## Extracted text
--- --- ---

First of all, let’s replace that rowdy Bullingdon Boys stereotype of Oxford with the hell-raising frat boys we all know (and love) from the movies. Now, switch the blazers and Blues stash with Vineyard Vines shorts and Sperry boat shoes (or, in the case of Colorado College, bare feet). Sprinkle in some enthusiastic sorority girls chanting about sisterhood and you’ve just about made the transition. But there is one component of higher education that manages to stay consistent over the four thousand mile gap: booze.
VERSA decided to investigate. We asked some American undergrads about the traditions of Oxford and how they compared – and the results were fascinating. The US managed to hold their own well with their own vast array of weird-as-hell customs, with alcohol proving as integral to socialising as ever. But, as expected, there are some things that Oxford does that other countries just won’t ever get.
Our dickheads are cooler than your dickheads.
American 1: The what?
American 2: That just reminds me of a private school in America with the prestigious attitude of wearing a uniform.
American 2: Sorry, I meant pretentious.
When we went into more depth about the referendum that took place last academic year, there was instinctive support for the ‘No Sub Fusc’ side – probably due to their whole ‘freedom’ thing. Regardless, when told that one of the arguments against it was because it gets too hot during the exams, the typical American response was given with a dumbfounded expression; ‘Why don’t you install AC?’. Sorry, Chad. You can’t just ‘stick AC’ in a building older than your country.
When American ‘orientation’ was discussed in comparison to matriculation, what really struck a chord were the unofficial welcome ceremonies for incoming freshers. At a university in the North East, they’ve dubbed the first Friday of term ‘Freshman Friday’, which sees freshers swarm a specific road dedicated to parties. Thousands stagger up and down, desperate for a drink and new pals, while the older years watch their confusion in smug satisfaction. Fun it may be, Yanks, but #matricuLASH in resplendent sub-fusc it is not. 4/10.
Do you look this fly on ‘Freshman Friday’? No. No you do not.
3. Crewdating (…and sconcing, pennying, shoeing etc.,)
This fine Oxford tradition proved to be pretty popular amongst the interviewees, with reactions of “Oh, I wish we had stuff like that” and “This is really pushing me to do a semester abroad there.”
While there’s the obvious problem of around 75% of US college students being under 21 (so no BYOB for Arzoo’s or At Thai), the Americans have held their corner well via frequent day drinking. Added to this is the practice of ‘tailgating’: thousands of kids gather in a field with the backs of their trucks open before a concert or a sports match. Throw in numerous games of beer pong and flip cup, and your longings for Arzoo’s will be just as forgotten as, well, the majority of your time spent in Arzoo’s. Apparently the police even leave things alone unless it gets really rowdy. #copLADS
Trashing was generally considered a ‘sweet’ idea – but it just doesn’t happen that way in the US. While prelims and finals in Oxford are all in Trinity term (bar the a few unlucky second-years) and set by the University-wide faculties for the most part, in the US there are mid-terms and finals throughout the semester and at its end, which all depend on your subjects, professors, and the university. Said one friend: “Of course everyone has their own personal celebrations, but mostly we just go straight home.” You wot m8?

--- --- ---

Stored items
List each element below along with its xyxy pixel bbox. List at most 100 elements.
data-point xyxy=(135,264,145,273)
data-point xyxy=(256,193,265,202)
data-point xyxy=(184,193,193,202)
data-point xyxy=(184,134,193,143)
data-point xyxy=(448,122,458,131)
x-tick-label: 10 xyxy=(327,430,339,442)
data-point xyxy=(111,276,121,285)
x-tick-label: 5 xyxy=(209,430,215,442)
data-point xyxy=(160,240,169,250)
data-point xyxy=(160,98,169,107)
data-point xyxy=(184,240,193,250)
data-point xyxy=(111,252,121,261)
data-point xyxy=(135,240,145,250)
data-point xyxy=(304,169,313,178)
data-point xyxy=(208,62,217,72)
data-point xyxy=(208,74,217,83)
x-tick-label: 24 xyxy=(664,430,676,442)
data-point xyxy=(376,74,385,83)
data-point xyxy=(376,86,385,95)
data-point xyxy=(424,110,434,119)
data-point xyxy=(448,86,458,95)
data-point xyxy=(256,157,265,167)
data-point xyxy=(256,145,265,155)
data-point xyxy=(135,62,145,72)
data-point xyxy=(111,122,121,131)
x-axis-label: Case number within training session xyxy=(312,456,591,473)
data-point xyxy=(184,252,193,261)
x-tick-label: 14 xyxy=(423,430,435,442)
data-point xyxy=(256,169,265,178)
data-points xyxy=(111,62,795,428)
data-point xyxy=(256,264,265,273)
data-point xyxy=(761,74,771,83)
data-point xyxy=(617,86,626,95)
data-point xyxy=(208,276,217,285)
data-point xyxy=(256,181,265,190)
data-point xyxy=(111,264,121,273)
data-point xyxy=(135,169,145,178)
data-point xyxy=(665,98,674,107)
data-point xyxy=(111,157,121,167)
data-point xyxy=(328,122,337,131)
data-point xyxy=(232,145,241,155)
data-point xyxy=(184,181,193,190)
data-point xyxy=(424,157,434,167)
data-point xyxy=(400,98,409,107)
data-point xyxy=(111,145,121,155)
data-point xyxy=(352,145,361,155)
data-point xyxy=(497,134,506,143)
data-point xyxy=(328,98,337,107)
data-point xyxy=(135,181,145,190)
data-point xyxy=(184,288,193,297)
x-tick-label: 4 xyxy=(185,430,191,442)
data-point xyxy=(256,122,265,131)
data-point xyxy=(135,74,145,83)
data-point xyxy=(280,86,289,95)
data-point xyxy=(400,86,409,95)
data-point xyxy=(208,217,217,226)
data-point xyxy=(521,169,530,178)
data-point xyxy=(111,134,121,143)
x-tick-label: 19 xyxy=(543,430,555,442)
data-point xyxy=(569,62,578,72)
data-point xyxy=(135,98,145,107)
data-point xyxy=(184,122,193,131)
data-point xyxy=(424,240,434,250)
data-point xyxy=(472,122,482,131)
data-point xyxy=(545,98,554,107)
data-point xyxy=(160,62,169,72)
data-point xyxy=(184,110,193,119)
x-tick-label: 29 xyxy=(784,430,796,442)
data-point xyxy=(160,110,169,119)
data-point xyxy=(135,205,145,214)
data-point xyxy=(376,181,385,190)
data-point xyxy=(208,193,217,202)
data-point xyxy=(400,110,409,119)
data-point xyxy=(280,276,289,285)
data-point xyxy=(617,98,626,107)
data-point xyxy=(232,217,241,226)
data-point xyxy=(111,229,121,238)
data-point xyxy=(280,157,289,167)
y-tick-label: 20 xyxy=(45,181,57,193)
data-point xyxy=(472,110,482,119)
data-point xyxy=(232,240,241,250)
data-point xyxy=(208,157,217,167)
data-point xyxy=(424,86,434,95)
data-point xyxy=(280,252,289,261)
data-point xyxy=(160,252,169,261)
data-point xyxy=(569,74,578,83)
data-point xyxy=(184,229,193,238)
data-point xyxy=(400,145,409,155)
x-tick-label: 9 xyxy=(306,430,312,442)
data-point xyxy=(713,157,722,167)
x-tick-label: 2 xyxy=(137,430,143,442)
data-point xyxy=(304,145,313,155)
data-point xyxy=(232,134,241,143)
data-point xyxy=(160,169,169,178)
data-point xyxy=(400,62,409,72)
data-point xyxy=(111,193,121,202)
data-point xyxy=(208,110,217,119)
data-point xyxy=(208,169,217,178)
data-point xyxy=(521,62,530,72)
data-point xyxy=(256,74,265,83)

--- --- ---

## Required actions
• a. Repeat word for word the passage of the Oxford traditions article between "VERSA decided to" and "I meant pretentious.", inclusive.
• b. Does the Oxford traditions article agree with each statement below? Answer yes or no for each and quote the words of the article that settle it. (i) Around 75% of US college students are under 21. (ii) 'Freshman Friday' falls on the last Friday of term. (iii) Prelims and finals in Oxford are all held in Michaelmas term.

## Outputs
• a.
VERSA decided to investigate. We asked some American undergrads about the traditions of Oxford and how they compared – and the results were fascinating. The US managed to hold their own well with their own vast array of weird-as-hell customs, with alcohol proving as integral to socialising as ever. But, as expected, there are some things that Oxford does that other countries just won’t ever get.
Our dickheads are cooler than your dickheads.
American 1: The what?
American 2: That just reminds me of a private school in America with the prestigious attitude of wearing a uniform.
American 2: Sorry, I meant pretentious.

• b.
(i) Yes: "around 75% of US college students being under 21"
(ii) No: "they’ve dubbed the first Friday of term ‘Freshman Friday’"
(iii) No: "While prelims and finals in Oxford are all in Trinity term"